» **The input**
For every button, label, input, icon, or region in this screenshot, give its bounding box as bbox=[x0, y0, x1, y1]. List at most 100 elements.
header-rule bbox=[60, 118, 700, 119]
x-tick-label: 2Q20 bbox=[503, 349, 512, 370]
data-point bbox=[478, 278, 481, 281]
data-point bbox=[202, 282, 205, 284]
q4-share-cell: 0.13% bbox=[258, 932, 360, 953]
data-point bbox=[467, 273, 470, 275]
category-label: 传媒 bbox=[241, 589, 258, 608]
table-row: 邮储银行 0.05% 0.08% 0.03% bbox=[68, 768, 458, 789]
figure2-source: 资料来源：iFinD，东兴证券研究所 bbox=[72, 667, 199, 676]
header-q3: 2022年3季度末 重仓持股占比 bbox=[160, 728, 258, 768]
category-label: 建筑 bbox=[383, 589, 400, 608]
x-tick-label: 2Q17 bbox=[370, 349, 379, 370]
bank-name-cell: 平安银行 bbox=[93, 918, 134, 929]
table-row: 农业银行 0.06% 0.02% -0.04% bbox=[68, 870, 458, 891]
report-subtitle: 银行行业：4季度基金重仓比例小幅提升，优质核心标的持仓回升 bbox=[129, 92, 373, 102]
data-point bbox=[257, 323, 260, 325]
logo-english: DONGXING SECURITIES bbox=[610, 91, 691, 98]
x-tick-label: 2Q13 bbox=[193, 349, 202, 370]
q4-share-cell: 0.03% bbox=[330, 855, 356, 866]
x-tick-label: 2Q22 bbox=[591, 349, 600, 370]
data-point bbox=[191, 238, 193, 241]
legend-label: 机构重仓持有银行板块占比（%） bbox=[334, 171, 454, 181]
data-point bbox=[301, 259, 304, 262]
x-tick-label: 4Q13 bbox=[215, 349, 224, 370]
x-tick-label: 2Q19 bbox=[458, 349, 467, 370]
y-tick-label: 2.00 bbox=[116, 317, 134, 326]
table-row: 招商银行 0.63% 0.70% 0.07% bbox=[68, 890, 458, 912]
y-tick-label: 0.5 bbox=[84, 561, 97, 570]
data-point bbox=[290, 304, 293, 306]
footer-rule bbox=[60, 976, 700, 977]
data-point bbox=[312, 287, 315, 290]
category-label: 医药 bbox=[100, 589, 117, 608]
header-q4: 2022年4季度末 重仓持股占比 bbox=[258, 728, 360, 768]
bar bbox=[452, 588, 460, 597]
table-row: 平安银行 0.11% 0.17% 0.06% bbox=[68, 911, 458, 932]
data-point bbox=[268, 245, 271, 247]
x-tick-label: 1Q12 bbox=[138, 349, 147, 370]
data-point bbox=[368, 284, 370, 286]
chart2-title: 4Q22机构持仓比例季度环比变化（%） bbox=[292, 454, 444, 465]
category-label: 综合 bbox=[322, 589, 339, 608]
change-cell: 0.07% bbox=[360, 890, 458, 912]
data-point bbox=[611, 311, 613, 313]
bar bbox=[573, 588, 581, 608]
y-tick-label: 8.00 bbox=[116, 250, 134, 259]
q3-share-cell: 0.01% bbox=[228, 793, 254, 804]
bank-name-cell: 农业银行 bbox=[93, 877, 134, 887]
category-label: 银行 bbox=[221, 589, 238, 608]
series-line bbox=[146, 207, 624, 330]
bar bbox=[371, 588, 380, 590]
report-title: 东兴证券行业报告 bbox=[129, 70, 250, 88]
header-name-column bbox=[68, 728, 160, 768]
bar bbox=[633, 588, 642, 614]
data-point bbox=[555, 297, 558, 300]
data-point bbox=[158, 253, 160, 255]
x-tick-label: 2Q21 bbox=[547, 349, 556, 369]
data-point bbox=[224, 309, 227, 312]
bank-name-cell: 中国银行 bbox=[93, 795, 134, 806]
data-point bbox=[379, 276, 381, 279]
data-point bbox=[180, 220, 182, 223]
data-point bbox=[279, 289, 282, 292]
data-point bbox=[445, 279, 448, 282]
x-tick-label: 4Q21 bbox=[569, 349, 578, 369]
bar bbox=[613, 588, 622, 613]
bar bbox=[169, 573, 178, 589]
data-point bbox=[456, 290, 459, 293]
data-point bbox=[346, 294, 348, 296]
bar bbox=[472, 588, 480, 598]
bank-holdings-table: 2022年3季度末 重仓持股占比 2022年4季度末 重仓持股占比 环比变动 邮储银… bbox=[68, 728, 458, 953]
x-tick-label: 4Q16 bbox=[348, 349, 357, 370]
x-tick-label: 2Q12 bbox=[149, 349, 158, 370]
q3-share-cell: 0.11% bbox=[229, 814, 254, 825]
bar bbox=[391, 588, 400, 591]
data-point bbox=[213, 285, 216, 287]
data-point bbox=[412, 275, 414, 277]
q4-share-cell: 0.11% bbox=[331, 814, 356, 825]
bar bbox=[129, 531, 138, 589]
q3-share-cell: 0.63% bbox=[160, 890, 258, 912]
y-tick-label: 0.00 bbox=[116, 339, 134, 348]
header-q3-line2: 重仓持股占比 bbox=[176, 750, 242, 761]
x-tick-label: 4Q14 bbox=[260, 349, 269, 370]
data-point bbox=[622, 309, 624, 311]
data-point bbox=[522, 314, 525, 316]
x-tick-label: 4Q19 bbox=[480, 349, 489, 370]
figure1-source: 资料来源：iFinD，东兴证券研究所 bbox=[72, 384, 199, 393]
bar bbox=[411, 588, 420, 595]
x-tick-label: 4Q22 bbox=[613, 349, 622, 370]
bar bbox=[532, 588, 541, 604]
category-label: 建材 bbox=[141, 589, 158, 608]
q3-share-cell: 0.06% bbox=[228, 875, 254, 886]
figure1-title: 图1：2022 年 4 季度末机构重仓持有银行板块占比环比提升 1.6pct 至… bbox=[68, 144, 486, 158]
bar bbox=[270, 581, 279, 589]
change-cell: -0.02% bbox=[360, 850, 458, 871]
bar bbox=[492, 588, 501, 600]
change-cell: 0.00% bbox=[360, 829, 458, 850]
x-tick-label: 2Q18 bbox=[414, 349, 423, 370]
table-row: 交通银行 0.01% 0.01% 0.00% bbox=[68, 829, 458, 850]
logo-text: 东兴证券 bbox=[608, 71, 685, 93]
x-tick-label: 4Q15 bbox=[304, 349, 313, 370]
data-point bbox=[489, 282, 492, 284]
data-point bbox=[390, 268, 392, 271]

» **Task directions**
Reproduce every line of the records above verbatim, in the same order, with nothing added or changed.

» **Complete answer**
For every button, label, input, icon, or region in this screenshot, give its bounding box as bbox=[x0, y0, x1, y1]. List at most 100 elements.
header-rule bbox=[60, 118, 700, 119]
x-tick-label: 2Q20 bbox=[503, 349, 512, 370]
data-point bbox=[478, 278, 481, 281]
data-point bbox=[202, 282, 205, 284]
q4-share-cell: 0.13% bbox=[258, 932, 360, 953]
data-point bbox=[467, 273, 470, 275]
category-label: 传媒 bbox=[241, 589, 258, 608]
table-row: 邮储银行 0.05% 0.08% 0.03% bbox=[68, 768, 458, 789]
figure2-source: 资料来源：iFinD，东兴证券研究所 bbox=[72, 667, 199, 676]
header-q3: 2022年3季度末 重仓持股占比 bbox=[160, 728, 258, 768]
category-label: 建筑 bbox=[383, 589, 400, 608]
x-tick-label: 2Q17 bbox=[370, 349, 379, 370]
bank-name-cell: 平安银行 bbox=[93, 918, 134, 929]
table-row: 农业银行 0.06% 0.02% -0.04% bbox=[68, 870, 458, 891]
report-subtitle: 银行行业：4季度基金重仓比例小幅提升，优质核心标的持仓回升 bbox=[129, 92, 373, 102]
data-point bbox=[257, 323, 260, 325]
logo-english: DONGXING SECURITIES bbox=[610, 91, 691, 98]
x-tick-label: 2Q13 bbox=[193, 349, 202, 370]
q4-share-cell: 0.03% bbox=[330, 855, 356, 866]
x-tick-label: 2Q22 bbox=[591, 349, 600, 370]
data-point bbox=[191, 238, 193, 241]
legend-label: 机构重仓持有银行板块占比（%） bbox=[334, 171, 454, 181]
data-point bbox=[301, 259, 304, 262]
x-tick-label: 4Q13 bbox=[215, 349, 224, 370]
x-tick-label: 2Q19 bbox=[458, 349, 467, 370]
y-tick-label: 2.00 bbox=[116, 317, 134, 326]
table-row: 招商银行 0.63% 0.70% 0.07% bbox=[68, 890, 458, 912]
y-tick-label: 0.5 bbox=[84, 561, 97, 570]
data-point bbox=[290, 304, 293, 306]
footer-rule bbox=[60, 976, 700, 977]
data-point bbox=[312, 287, 315, 290]
category-label: 医药 bbox=[100, 589, 117, 608]
header-q4: 2022年4季度末 重仓持股占比 bbox=[258, 728, 360, 768]
bar bbox=[452, 588, 460, 597]
table-row: 平安银行 0.11% 0.17% 0.06% bbox=[68, 911, 458, 932]
data-point bbox=[268, 245, 271, 247]
x-tick-label: 1Q12 bbox=[138, 349, 147, 370]
data-point bbox=[368, 284, 370, 286]
chart2-title: 4Q22机构持仓比例季度环比变化（%） bbox=[292, 454, 444, 465]
category-label: 综合 bbox=[322, 589, 339, 608]
change-cell: 0.07% bbox=[360, 890, 458, 912]
data-point bbox=[611, 311, 613, 313]
bar bbox=[573, 588, 581, 608]
y-tick-label: 8.00 bbox=[116, 250, 134, 259]
q3-share-cell: 0.01% bbox=[228, 793, 254, 804]
bank-name-cell: 农业银行 bbox=[93, 877, 134, 887]
category-label: 银行 bbox=[221, 589, 238, 608]
series-line bbox=[146, 207, 624, 330]
bar bbox=[371, 588, 380, 590]
report-title: 东兴证券行业报告 bbox=[129, 70, 250, 88]
header-name-column bbox=[68, 728, 160, 768]
bar bbox=[633, 588, 642, 614]
data-point bbox=[555, 297, 558, 300]
data-point bbox=[158, 253, 160, 255]
x-tick-label: 2Q21 bbox=[547, 349, 556, 369]
data-point bbox=[224, 309, 227, 312]
bank-name-cell: 中国银行 bbox=[93, 795, 134, 806]
data-point bbox=[379, 276, 381, 279]
data-point bbox=[180, 220, 182, 223]
data-point bbox=[279, 289, 282, 292]
data-point bbox=[445, 279, 448, 282]
x-tick-label: 4Q21 bbox=[569, 349, 578, 369]
bar bbox=[613, 588, 622, 613]
bar bbox=[169, 573, 178, 589]
data-point bbox=[456, 290, 459, 293]
data-point bbox=[346, 294, 348, 296]
bar bbox=[472, 588, 480, 598]
bank-holdings-table: 2022年3季度末 重仓持股占比 2022年4季度末 重仓持股占比 环比变动 邮储银… bbox=[68, 728, 458, 953]
x-tick-label: 4Q16 bbox=[348, 349, 357, 370]
x-tick-label: 2Q12 bbox=[149, 349, 158, 370]
q3-share-cell: 0.11% bbox=[229, 814, 254, 825]
bar bbox=[391, 588, 400, 591]
data-point bbox=[213, 285, 216, 287]
data-point bbox=[412, 275, 414, 277]
q4-share-cell: 0.11% bbox=[331, 814, 356, 825]
bar bbox=[129, 531, 138, 589]
q3-share-cell: 0.63% bbox=[160, 890, 258, 912]
y-tick-label: 0.00 bbox=[116, 339, 134, 348]
header-q3-line2: 重仓持股占比 bbox=[176, 750, 242, 761]
x-tick-label: 4Q14 bbox=[260, 349, 269, 370]
data-point bbox=[622, 309, 624, 311]
data-point bbox=[522, 314, 525, 316]
x-tick-label: 4Q19 bbox=[480, 349, 489, 370]
figure1-source: 资料来源：iFinD，东兴证券研究所 bbox=[72, 384, 199, 393]
bar bbox=[411, 588, 420, 595]
x-tick-label: 4Q22 bbox=[613, 349, 622, 370]
bar bbox=[532, 588, 541, 604]
category-label: 建材 bbox=[141, 589, 158, 608]
q3-share-cell: 0.06% bbox=[228, 875, 254, 886]
figure1-title: 图1：2022 年 4 季度末机构重仓持有银行板块占比环比提升 1.6pct 至… bbox=[68, 144, 486, 158]
bar bbox=[270, 581, 279, 589]
change-cell: -0.02% bbox=[360, 850, 458, 871]
bar bbox=[492, 588, 501, 600]
change-cell: 0.00% bbox=[360, 829, 458, 850]
x-tick-label: 2Q18 bbox=[414, 349, 423, 370]
table-row: 交通银行 0.01% 0.01% 0.00% bbox=[68, 829, 458, 850]
logo-text: 东兴证券 bbox=[608, 71, 685, 93]
x-tick-label: 4Q15 bbox=[304, 349, 313, 370]
data-point bbox=[489, 282, 492, 284]
data-point bbox=[390, 268, 392, 271]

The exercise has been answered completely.